*Data provided*

--- Start ---

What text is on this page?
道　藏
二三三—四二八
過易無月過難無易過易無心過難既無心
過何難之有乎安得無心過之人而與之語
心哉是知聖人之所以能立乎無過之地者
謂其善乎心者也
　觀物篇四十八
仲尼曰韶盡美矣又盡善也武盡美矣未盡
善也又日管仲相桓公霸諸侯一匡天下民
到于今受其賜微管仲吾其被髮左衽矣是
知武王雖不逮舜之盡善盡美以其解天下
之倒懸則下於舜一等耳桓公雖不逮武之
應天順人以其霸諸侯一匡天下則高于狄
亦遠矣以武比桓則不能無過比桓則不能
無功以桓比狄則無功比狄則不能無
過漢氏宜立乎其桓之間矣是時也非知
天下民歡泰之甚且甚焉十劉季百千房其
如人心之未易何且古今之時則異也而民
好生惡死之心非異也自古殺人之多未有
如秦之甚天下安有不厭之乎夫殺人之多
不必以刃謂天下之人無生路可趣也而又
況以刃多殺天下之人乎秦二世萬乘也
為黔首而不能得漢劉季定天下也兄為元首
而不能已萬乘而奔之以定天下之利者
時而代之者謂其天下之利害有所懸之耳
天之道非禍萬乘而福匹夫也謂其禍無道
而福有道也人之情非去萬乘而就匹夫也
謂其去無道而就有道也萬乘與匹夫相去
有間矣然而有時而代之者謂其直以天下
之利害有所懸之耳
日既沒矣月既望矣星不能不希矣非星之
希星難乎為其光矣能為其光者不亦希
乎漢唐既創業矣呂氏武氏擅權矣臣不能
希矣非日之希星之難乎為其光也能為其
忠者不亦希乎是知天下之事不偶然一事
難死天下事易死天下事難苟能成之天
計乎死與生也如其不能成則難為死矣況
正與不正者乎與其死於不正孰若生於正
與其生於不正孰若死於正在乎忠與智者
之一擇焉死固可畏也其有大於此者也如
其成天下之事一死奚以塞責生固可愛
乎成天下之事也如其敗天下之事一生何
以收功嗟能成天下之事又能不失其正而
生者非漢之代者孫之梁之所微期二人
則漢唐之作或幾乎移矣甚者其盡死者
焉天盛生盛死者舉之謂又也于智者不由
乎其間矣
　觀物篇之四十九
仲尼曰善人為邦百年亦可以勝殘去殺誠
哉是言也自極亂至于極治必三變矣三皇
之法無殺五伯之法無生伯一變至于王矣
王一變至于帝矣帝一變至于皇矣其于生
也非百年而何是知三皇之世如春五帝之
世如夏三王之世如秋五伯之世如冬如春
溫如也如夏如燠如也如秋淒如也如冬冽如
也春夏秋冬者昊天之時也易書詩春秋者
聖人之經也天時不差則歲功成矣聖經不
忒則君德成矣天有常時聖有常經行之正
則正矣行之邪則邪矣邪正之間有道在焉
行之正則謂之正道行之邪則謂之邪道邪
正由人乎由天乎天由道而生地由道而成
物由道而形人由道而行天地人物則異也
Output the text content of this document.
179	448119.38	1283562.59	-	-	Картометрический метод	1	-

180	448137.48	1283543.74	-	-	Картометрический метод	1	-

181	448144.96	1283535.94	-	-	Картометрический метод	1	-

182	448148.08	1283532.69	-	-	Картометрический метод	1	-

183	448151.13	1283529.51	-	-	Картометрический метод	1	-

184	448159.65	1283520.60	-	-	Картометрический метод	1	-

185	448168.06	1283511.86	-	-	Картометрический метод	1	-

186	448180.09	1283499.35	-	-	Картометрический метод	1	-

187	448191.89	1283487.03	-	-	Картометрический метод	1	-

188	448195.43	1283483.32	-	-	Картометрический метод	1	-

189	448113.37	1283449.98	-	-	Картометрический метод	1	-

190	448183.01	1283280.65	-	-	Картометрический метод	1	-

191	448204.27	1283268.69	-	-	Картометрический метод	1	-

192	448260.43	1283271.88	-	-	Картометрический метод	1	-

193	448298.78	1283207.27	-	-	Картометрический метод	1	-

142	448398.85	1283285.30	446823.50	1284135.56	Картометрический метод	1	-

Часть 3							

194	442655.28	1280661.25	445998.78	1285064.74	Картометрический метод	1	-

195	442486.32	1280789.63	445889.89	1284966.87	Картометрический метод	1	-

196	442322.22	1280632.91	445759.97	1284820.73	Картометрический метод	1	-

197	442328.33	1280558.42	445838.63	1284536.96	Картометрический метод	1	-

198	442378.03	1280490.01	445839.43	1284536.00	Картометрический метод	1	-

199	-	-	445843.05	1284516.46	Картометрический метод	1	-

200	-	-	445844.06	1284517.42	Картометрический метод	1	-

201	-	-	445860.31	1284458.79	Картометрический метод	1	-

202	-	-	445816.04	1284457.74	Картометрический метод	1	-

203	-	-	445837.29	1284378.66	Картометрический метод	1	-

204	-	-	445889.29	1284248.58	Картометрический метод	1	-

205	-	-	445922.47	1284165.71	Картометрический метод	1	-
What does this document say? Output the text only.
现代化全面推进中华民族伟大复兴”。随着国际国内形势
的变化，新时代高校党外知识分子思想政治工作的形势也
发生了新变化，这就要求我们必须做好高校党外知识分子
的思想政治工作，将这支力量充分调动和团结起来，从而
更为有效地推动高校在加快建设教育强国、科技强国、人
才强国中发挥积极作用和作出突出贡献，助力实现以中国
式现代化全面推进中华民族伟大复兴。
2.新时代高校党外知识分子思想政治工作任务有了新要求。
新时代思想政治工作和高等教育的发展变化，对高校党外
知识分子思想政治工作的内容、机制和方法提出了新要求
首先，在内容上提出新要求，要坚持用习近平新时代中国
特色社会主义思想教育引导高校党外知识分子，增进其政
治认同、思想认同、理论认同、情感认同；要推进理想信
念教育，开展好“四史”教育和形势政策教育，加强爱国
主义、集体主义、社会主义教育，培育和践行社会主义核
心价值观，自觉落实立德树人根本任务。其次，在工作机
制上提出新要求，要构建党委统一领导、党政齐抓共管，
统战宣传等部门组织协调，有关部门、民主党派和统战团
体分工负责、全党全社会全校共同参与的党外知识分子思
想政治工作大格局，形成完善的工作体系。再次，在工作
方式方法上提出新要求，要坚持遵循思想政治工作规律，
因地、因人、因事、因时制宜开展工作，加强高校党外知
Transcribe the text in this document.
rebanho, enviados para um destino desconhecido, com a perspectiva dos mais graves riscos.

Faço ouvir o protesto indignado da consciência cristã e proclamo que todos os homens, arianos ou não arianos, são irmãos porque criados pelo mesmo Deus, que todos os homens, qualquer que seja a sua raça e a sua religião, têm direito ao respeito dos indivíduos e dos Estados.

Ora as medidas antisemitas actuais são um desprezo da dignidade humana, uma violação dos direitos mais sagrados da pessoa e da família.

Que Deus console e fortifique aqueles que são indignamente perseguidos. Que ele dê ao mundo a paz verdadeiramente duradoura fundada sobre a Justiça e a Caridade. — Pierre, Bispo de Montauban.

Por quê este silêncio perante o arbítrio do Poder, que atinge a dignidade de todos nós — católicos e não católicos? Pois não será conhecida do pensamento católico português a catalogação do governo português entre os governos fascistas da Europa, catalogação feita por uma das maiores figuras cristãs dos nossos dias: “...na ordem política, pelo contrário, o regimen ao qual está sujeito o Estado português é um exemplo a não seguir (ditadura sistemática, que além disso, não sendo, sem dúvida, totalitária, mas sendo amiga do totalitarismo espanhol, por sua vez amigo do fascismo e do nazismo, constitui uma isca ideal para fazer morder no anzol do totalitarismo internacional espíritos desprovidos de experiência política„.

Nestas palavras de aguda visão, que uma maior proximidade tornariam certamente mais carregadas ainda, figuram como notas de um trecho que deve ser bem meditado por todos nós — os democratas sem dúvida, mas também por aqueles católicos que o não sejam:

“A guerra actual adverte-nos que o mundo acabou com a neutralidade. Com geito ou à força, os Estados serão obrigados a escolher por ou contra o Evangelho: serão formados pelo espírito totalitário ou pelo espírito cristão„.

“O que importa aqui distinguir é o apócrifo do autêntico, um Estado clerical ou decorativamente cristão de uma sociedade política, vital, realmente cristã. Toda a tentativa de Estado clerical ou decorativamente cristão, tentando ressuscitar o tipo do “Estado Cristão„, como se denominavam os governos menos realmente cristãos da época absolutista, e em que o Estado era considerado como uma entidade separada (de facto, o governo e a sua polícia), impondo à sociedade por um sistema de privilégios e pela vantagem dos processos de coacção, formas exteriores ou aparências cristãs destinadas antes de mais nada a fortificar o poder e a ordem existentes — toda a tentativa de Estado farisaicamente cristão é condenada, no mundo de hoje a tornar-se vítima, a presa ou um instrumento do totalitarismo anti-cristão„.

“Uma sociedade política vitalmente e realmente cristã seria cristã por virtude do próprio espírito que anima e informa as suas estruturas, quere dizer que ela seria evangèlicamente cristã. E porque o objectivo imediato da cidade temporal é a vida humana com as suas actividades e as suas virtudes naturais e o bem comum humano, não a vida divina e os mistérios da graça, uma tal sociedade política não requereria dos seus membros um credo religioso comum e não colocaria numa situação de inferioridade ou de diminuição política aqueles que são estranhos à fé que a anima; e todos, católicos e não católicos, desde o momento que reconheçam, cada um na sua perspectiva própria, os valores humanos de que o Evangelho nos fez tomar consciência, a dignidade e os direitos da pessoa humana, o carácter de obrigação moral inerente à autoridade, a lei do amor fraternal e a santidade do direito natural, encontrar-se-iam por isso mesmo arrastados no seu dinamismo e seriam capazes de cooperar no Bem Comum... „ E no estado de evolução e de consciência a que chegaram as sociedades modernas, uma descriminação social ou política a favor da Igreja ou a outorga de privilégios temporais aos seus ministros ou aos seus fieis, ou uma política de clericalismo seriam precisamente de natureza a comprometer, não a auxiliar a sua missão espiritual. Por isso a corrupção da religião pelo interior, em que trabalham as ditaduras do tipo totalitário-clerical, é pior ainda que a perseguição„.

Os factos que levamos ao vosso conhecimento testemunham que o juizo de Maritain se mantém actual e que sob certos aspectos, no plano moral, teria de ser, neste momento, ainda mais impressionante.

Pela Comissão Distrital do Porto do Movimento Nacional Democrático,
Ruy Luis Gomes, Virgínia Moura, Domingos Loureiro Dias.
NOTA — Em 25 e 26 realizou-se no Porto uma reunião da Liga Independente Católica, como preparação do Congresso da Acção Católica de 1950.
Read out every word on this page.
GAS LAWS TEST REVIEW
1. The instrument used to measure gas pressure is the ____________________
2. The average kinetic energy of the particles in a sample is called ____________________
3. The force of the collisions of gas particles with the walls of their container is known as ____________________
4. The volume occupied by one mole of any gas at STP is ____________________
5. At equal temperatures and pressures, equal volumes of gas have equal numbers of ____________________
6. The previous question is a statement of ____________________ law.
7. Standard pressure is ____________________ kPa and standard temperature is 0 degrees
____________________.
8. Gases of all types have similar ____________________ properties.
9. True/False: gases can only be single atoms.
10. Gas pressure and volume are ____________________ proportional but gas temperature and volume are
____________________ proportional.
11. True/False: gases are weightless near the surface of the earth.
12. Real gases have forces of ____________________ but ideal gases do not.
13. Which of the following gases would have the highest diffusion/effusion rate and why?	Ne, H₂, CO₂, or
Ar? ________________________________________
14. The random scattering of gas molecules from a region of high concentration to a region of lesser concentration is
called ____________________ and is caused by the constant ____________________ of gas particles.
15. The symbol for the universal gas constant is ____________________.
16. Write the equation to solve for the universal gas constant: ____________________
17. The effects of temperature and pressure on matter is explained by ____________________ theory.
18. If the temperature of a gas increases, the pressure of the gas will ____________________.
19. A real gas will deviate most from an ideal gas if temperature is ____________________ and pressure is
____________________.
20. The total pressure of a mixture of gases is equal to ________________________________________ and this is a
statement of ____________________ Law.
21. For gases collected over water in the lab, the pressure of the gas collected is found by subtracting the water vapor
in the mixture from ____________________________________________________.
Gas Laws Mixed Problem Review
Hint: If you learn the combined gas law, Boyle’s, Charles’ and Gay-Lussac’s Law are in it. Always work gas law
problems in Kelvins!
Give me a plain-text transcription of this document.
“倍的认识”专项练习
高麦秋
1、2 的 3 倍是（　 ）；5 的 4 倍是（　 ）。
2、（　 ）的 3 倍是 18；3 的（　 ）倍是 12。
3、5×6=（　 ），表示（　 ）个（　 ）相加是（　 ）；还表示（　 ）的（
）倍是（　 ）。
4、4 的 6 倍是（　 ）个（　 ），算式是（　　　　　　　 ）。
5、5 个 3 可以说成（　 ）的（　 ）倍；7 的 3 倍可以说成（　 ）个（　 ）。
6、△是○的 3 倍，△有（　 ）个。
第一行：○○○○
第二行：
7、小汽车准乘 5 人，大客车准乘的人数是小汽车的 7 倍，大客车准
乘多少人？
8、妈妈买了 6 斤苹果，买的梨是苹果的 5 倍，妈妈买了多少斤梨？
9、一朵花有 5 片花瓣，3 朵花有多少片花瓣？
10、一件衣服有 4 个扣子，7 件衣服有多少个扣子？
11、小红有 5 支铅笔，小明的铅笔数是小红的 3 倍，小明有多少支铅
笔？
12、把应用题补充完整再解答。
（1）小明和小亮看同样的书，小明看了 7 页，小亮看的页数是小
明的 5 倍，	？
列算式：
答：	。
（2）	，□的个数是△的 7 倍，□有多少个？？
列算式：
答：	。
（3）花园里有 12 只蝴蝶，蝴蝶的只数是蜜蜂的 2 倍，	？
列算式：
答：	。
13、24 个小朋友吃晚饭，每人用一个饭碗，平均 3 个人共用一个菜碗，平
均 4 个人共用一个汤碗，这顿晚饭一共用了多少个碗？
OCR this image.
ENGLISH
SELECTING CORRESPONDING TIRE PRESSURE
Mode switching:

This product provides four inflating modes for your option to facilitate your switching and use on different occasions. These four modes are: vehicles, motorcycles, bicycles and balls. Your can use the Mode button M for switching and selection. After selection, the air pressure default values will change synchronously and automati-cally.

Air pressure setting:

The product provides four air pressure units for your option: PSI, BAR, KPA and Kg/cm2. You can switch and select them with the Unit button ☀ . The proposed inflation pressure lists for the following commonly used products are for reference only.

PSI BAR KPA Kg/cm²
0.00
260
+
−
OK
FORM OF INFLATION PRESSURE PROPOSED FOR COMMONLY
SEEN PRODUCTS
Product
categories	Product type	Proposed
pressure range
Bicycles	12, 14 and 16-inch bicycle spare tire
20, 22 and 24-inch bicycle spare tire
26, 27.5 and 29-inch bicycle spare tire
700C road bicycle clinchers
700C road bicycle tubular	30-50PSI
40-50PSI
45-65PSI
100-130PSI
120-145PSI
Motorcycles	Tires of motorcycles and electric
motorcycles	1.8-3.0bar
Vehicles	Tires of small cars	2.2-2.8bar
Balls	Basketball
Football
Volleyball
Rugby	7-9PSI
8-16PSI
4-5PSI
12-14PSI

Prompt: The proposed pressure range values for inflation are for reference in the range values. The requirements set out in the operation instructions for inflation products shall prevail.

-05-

--- End ---

*Challenge*
Extract each line holding the word "switching" from the records.

*Solution for this problem*
Mode switching:
This product provides four inflating modes for your option to facilitate your switching and use on different occasions. These four modes are: vehicles, motorcycles, bicycles and balls. Your can use the Mode button M for switching and selection. After selection, the air pressure default values will change synchronously and automati-cally.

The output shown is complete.